** DO THIS **
Records follow. Copy every line with "Zone".

** RECORD LIST **
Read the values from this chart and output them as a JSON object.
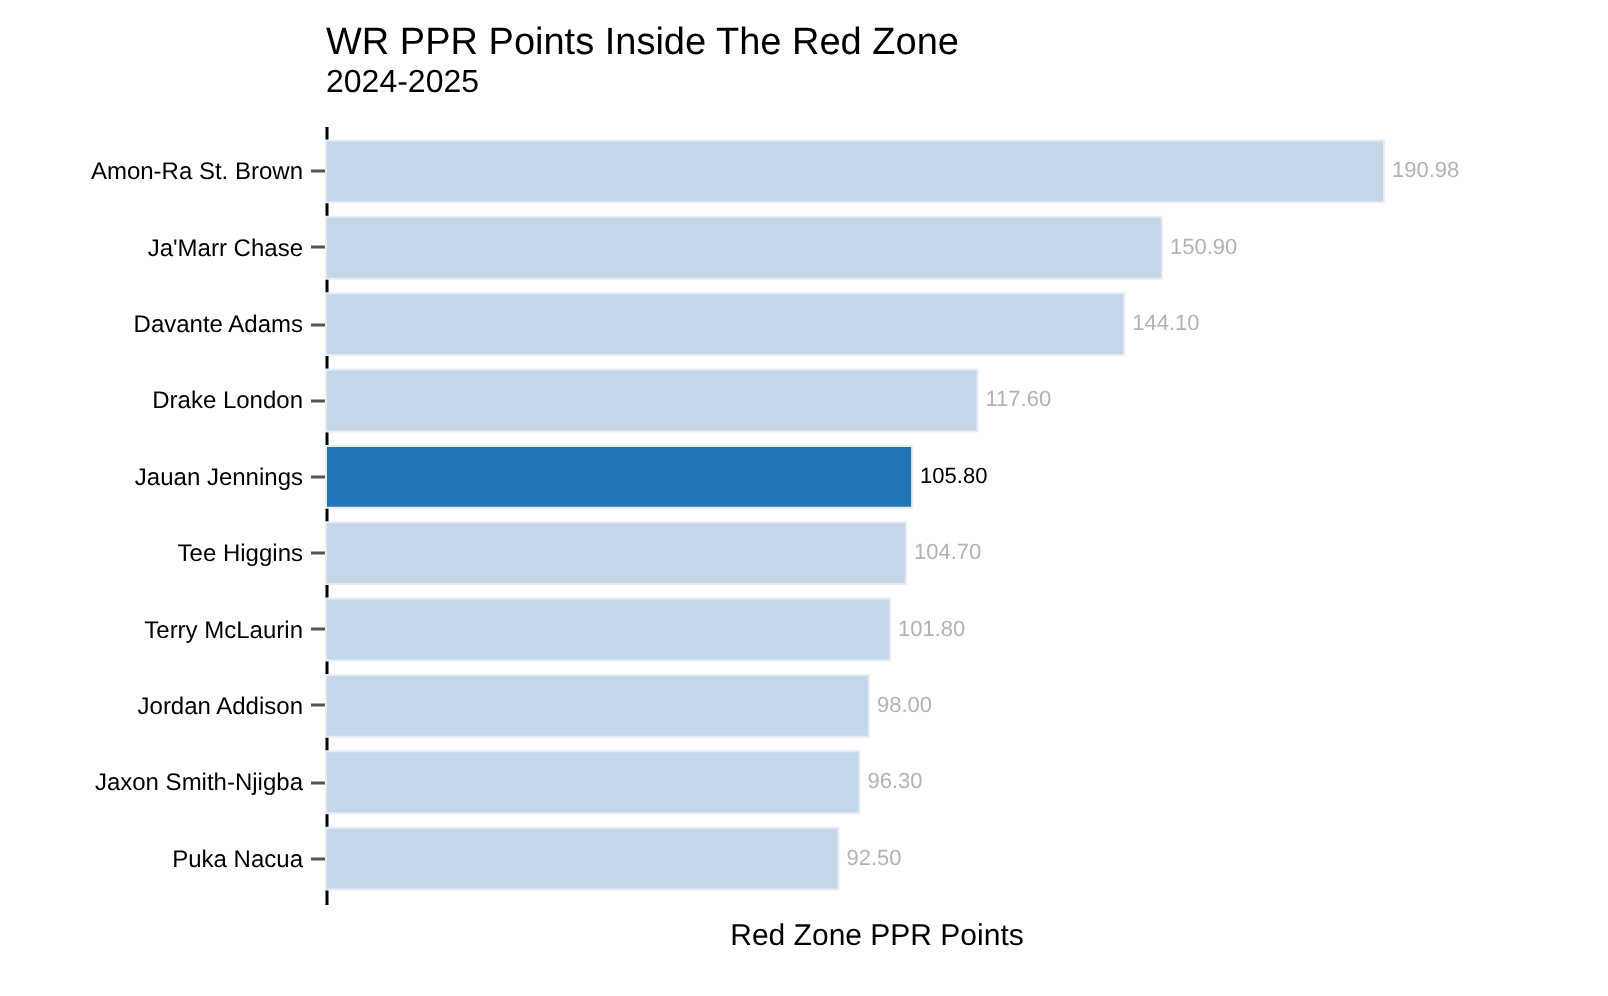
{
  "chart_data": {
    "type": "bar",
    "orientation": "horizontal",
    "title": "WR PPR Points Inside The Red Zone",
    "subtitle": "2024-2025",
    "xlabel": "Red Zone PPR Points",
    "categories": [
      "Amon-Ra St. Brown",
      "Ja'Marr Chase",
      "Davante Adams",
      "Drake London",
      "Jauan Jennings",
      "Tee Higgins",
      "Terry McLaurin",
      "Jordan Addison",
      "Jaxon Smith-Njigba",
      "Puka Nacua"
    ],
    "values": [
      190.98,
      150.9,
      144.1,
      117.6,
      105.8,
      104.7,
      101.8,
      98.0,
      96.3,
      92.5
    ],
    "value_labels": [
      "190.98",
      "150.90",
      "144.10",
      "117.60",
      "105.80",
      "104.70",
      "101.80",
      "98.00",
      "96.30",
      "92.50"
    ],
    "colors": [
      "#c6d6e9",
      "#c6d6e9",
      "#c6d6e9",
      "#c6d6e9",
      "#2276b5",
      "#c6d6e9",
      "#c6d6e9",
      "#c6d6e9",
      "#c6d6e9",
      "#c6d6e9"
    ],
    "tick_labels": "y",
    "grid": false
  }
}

--

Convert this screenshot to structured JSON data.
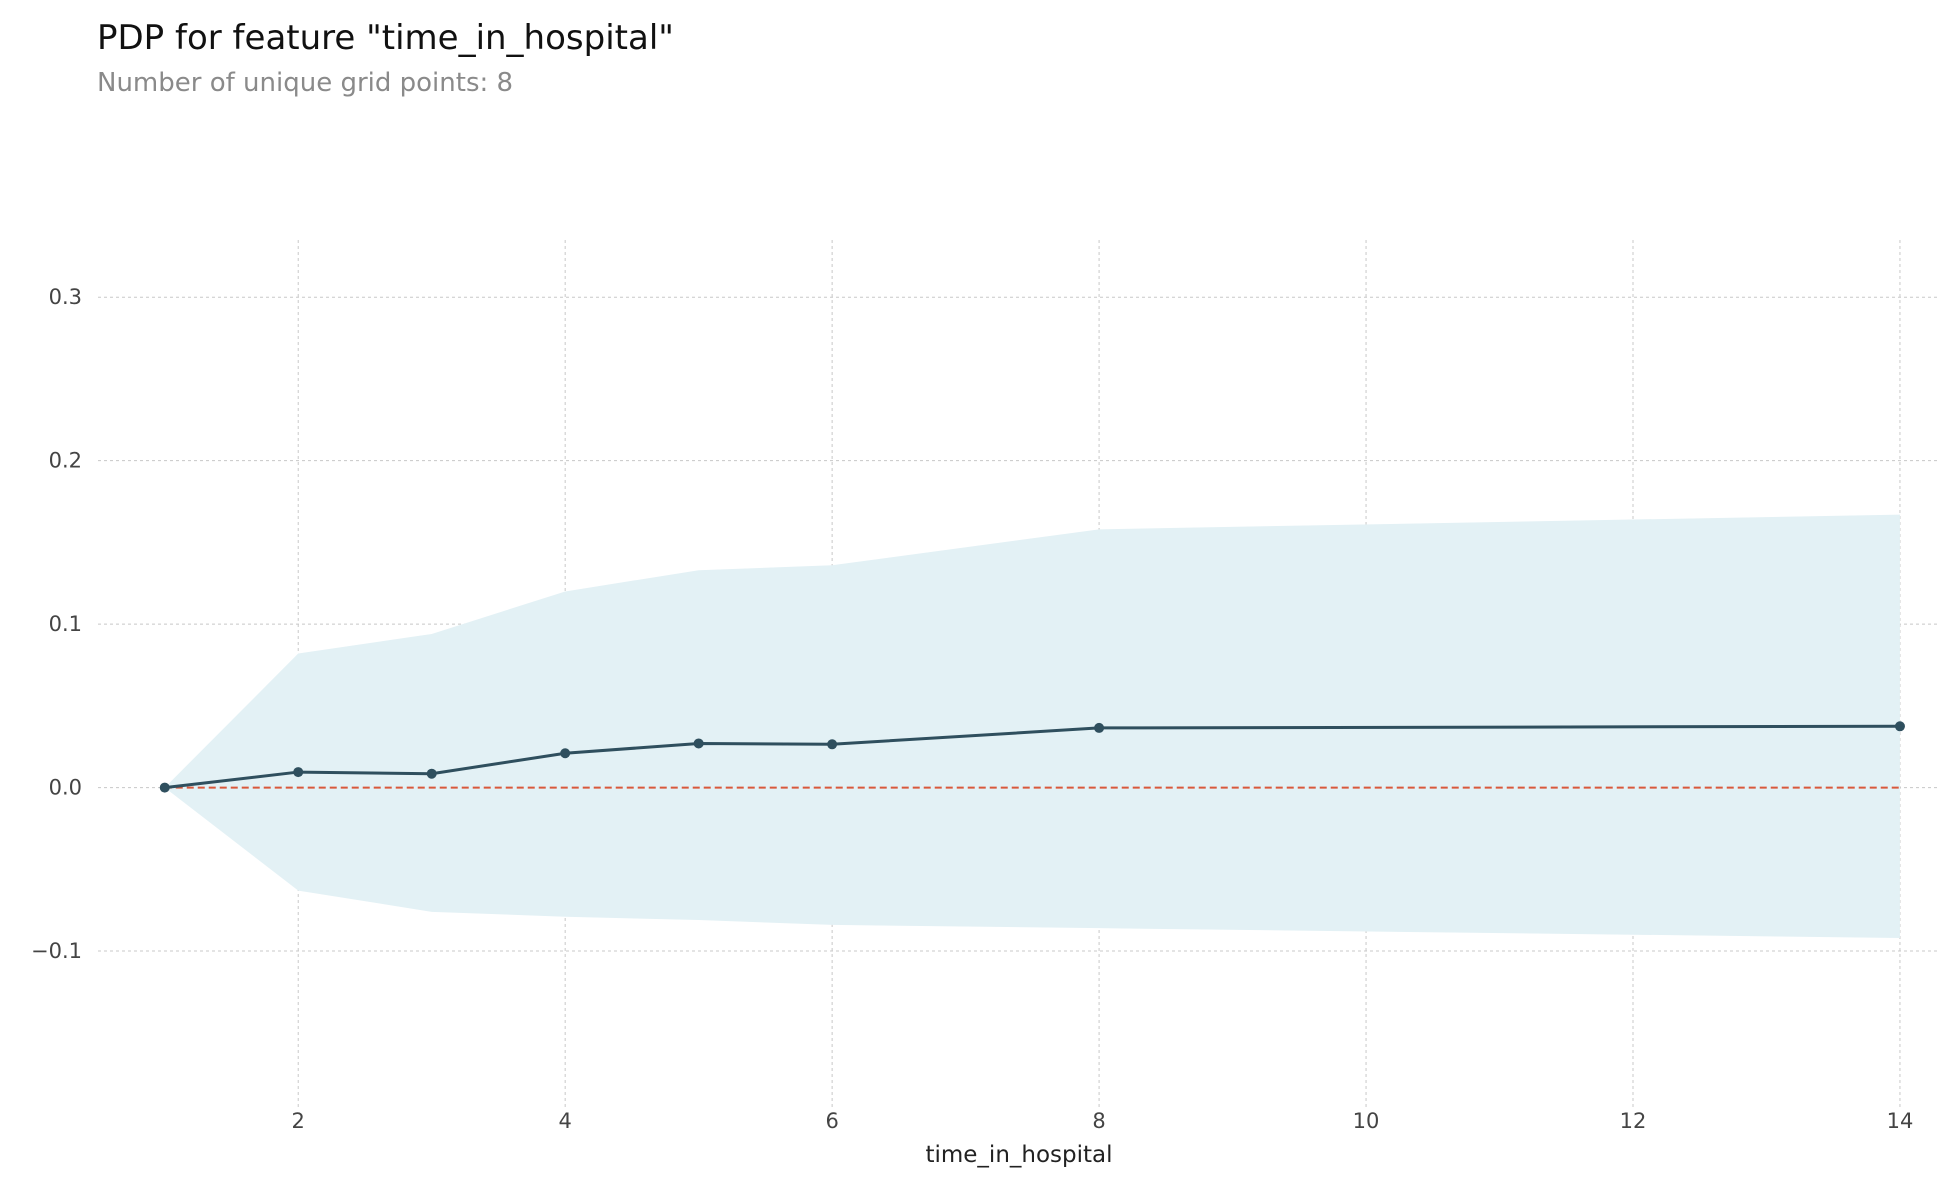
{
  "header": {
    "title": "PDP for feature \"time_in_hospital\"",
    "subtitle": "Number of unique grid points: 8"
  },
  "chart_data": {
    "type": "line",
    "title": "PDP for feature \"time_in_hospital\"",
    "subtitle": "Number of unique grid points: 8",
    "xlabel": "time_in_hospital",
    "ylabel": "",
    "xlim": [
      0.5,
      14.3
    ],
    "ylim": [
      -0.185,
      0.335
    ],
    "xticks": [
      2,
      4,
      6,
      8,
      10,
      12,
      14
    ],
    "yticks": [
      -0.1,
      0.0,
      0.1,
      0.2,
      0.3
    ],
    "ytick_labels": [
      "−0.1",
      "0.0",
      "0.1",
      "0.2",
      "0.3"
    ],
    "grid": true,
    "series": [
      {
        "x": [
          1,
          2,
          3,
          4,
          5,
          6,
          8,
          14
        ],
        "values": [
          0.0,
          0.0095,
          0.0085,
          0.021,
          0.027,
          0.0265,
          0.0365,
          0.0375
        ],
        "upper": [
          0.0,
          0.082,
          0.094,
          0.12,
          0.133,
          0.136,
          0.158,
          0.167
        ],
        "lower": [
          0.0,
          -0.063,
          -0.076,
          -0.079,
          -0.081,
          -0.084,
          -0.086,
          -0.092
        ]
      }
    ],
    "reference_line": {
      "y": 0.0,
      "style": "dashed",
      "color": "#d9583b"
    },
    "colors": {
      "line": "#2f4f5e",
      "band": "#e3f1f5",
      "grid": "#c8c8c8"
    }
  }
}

** WRITTEN REPLY **
    "title": "WR PPR Points Inside The Red Zone",
    "xlabel": "Red Zone PPR Points",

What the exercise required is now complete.